## Directions
For this exercise, copy out each line of the material below that includes "jiné".

=== The records ===

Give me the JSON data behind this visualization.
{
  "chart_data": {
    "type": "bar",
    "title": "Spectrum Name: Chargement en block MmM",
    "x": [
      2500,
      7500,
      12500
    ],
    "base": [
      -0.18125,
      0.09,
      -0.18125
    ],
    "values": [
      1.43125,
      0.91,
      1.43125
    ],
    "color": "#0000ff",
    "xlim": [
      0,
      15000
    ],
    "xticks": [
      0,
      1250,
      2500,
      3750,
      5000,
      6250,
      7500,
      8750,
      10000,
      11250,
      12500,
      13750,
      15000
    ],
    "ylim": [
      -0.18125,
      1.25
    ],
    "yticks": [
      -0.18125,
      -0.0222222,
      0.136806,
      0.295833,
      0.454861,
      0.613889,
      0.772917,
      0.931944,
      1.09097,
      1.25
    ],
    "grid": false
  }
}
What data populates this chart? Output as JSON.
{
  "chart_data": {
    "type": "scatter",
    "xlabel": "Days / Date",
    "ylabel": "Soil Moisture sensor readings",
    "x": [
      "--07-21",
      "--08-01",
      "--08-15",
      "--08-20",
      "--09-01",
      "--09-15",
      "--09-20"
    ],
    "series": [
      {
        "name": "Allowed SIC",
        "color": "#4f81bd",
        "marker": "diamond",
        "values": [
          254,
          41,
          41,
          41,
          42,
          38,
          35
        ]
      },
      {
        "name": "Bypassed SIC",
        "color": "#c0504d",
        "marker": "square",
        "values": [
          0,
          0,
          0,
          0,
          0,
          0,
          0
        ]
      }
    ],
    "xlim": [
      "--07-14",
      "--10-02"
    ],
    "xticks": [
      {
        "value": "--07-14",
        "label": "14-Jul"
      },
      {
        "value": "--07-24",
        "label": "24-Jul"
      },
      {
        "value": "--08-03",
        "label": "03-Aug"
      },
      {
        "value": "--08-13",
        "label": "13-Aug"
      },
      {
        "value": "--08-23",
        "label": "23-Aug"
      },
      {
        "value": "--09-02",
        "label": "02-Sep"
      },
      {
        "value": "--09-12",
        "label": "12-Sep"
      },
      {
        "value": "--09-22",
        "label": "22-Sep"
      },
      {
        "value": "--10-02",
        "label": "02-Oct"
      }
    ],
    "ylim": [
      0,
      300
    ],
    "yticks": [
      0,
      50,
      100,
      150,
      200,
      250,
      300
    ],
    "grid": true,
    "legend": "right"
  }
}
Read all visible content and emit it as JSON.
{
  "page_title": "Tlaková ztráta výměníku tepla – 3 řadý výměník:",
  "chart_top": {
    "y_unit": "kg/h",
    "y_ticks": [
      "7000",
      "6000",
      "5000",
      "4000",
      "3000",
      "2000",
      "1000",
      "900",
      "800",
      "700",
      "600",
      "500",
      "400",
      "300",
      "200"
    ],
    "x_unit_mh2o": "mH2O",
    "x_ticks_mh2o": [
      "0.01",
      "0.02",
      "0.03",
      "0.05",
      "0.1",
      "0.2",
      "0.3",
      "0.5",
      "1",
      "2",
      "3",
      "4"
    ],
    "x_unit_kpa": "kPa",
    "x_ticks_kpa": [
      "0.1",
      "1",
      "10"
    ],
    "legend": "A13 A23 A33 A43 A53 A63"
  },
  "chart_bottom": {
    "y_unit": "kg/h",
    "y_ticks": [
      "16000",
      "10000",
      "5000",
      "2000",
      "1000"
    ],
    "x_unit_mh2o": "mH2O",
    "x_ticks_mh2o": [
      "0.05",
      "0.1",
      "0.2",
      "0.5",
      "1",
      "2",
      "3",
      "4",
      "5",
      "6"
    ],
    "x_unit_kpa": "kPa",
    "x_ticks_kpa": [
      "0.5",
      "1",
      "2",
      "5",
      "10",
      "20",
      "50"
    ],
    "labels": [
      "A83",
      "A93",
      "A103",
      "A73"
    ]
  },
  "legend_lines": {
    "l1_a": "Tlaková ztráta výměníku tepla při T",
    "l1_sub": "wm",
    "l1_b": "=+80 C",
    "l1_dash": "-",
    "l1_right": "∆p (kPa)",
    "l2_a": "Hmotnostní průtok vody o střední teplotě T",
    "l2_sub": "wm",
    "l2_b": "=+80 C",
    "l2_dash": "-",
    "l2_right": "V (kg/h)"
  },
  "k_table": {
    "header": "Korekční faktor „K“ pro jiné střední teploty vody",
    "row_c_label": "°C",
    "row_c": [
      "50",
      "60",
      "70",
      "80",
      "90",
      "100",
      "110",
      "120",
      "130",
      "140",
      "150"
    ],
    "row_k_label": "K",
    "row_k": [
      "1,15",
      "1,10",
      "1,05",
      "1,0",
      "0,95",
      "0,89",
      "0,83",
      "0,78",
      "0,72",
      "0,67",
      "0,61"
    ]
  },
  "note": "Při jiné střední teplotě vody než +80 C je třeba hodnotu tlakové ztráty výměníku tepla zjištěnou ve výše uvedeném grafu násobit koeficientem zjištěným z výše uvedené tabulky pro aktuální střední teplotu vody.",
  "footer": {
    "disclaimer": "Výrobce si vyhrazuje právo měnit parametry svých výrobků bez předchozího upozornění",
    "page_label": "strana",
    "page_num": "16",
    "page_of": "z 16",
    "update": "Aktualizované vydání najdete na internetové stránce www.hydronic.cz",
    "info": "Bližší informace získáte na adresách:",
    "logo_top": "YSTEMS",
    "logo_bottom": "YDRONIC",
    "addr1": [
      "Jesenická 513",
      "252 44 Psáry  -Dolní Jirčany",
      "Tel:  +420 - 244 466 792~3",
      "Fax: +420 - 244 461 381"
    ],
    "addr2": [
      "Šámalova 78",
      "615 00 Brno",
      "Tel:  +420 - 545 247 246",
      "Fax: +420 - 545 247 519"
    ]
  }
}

===

## Result of the exercise
    "header": "Korekční faktor „K“ pro jiné střední teploty vody",
  "note": "Při jiné střední teplotě vody než +80 C je třeba hodnotu tlakové ztráty výměníku tepla zjištěnou ve výše uvedeném grafu násobit koeficientem zjištěným z výše uvedené tabulky pro aktuální střední teplotu vody.",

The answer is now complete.